Исходный текст:
============
Ещё больше я ценю в своих сверстниках умение признавать свои ошибки.
– А я вот тут с Гомером познакомилась, – говорю я.
– Да, прикольный мультик, – слышу я в ответ.
– Вообще-то я про древнегреческого писателя.
– Да? А такой есть?
И после изучения статьи в гугле мой собеседник легко и просто говорит: «Надо же, как интересно! А я и не знал». И это «не знал» совершенно не унижает человека, потому что всего знать невозможно, ведь так?
Да, я очень ценю образованность и умение признавать свои ошибки. Но почему-то эти два прекрасных качества имеют свойство отключаться, когда речь заходит о христианстве.
– Ну, удачи в борьбе с демонами, – говорит мне давняя знакомая, когда узнаёт, что я по-прежнему хожу в храм.
Вздыхаю и обещаю себе молчать. Краем глаза наблюдаю, как она наслаждается удачностью произнесённой фразы. Не выдерживаю и всё-таки говорю.
– Послушай, ну ты же явно некомпетентна в этих вопросах. Я не лезу в твои компьютеры, потому что ничего в них не смыслю. Зачем же тебе – умной девчонке – выставлять себя дурой, размышляя о богословии?
Закусываю губу. Да, зря я так грубо… Но знакомая смотрит на меня, как на ничего не понимающего ребёнка, и ничтоже сумняшеся говорит:
– Компьютеры можно понять, а Бога – нет, так что всем можно о Нём размышлять.
Дальше она, конечно, говорит о средневековой инквизиции и попах на Bentley. А я иду и удивляюсь. Нет, не тому, что язычник-Гомер удостоился большего уважения, чем вся христианская цивилизация. А тому, что права моя знакомая: каждый из нас может рассуждать о Боге. Потому что Он уважает нашу свободу.
Даже если мы хотим быть невеждами, не признающими свои ошибки.
============
Постановка задачи: Перепишите приведённый выше текст об умении признавать свои ошибки целиком, дословно, сохранив пунктуацию и разбивку на абзацы.

Исходные данные:
============
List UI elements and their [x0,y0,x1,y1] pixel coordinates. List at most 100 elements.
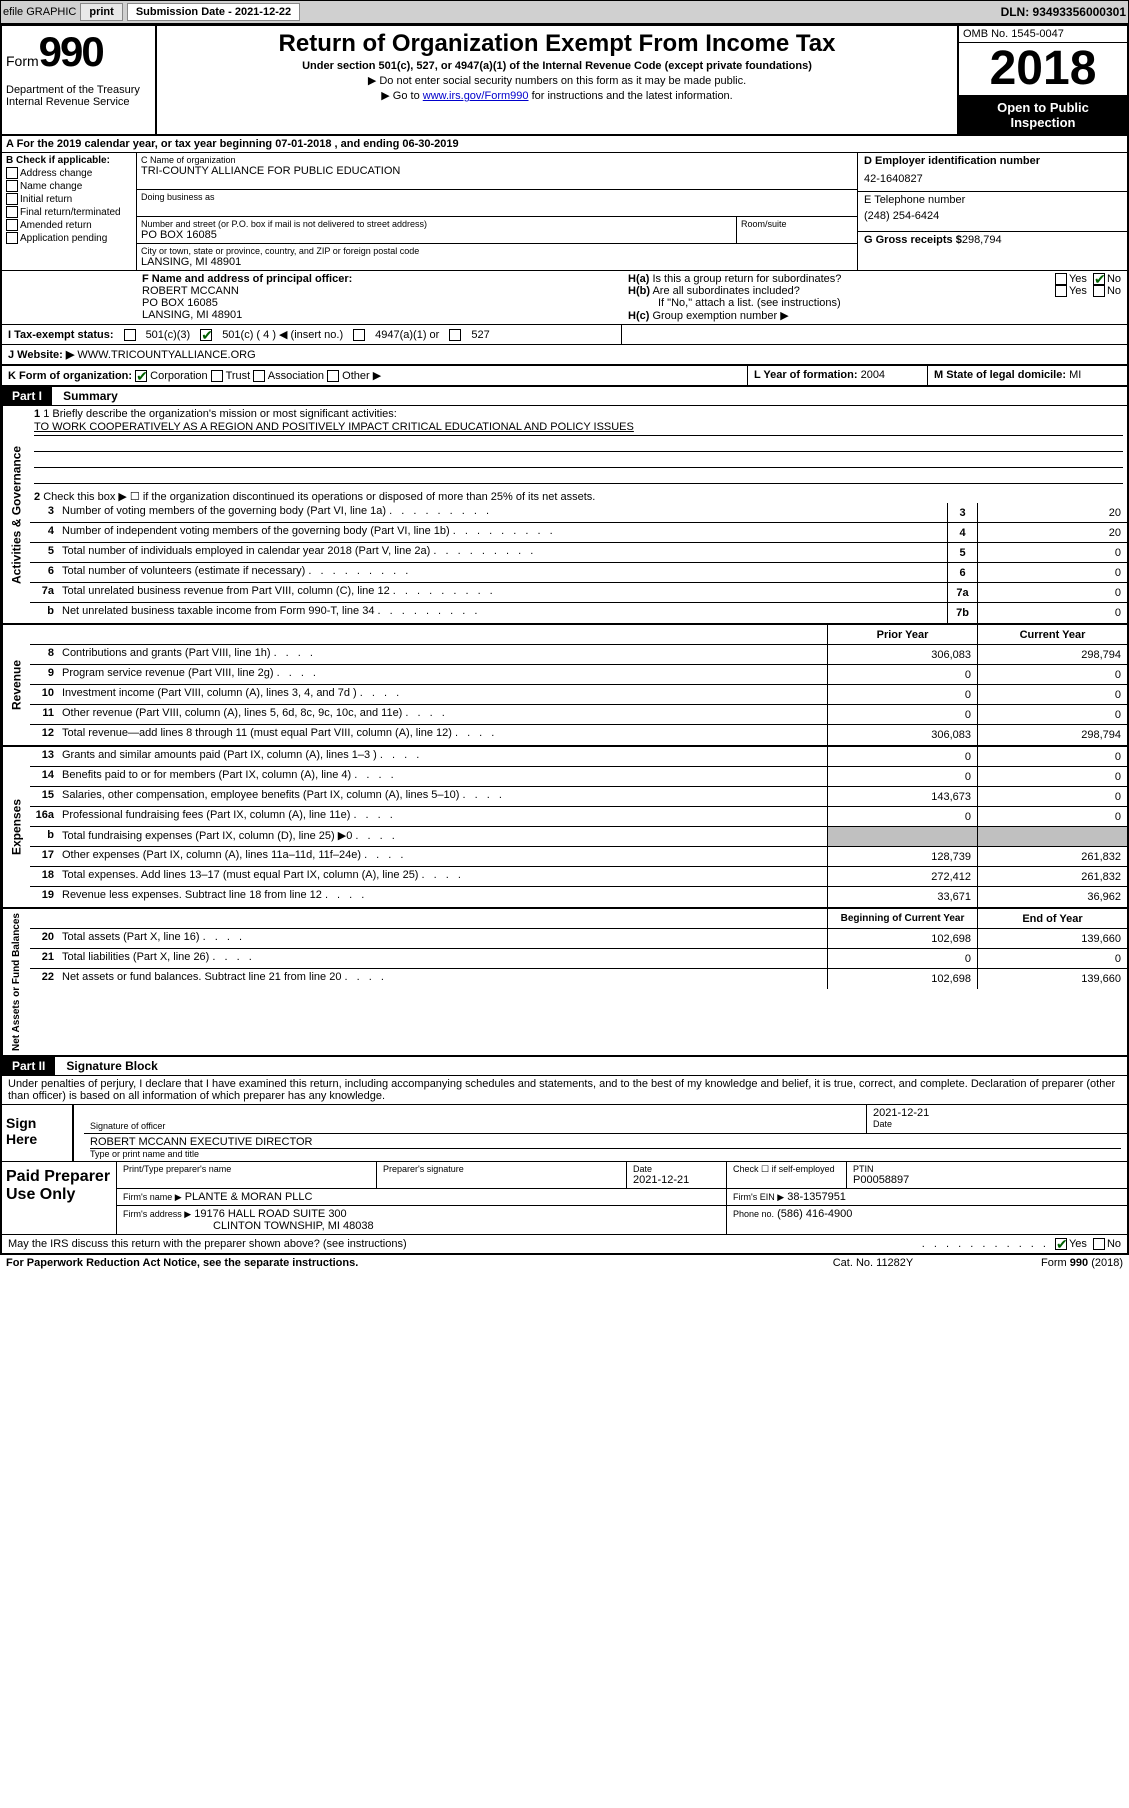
============
Результат выполнения:
Ещё больше я ценю в своих сверстниках умение признавать свои ошибки.
– А я вот тут с Гомером познакомилась, – говорю я.
– Да, прикольный мультик, – слышу я в ответ.
– Вообще-то я про древнегреческого писателя.
– Да? А такой есть?
И после изучения статьи в гугле мой собеседник легко и просто говорит: «Надо же, как интересно! А я и не знал». И это «не знал» совершенно не унижает человека, потому что всего знать невозможно, ведь так?
Да, я очень ценю образованность и умение признавать свои ошибки. Но почему-то эти два прекрасных качества имеют свойство отключаться, когда речь заходит о христианстве.
– Ну, удачи в борьбе с демонами, – говорит мне давняя знакомая, когда узнаёт, что я по-прежнему хожу в храм.
Вздыхаю и обещаю себе молчать. Краем глаза наблюдаю, как она наслаждается удачностью произнесённой фразы. Не выдерживаю и всё-таки говорю.
– Послушай, ну ты же явно некомпетентна в этих вопросах. Я не лезу в твои компьютеры, потому что ничего в них не смыслю. Зачем же тебе – умной девчонке – выставлять себя дурой, размышляя о богословии?
Закусываю губу. Да, зря я так грубо… Но знакомая смотрит на меня, как на ничего не понимающего ребёнка, и ничтоже сумняшеся говорит:
– Компьютеры можно понять, а Бога – нет, так что всем можно о Нём размышлять.
Дальше она, конечно, говорит о средневековой инквизиции и попах на Bentley. А я иду и удивляюсь. Нет, не тому, что язычник-Гомер удостоился большего уважения, чем вся христианская цивилизация. А тому, что права моя знакомая: каждый из нас может рассуждать о Боге. Потому что Он уважает нашу свободу.
Даже если мы хотим быть невеждами, не признающими свои ошибки.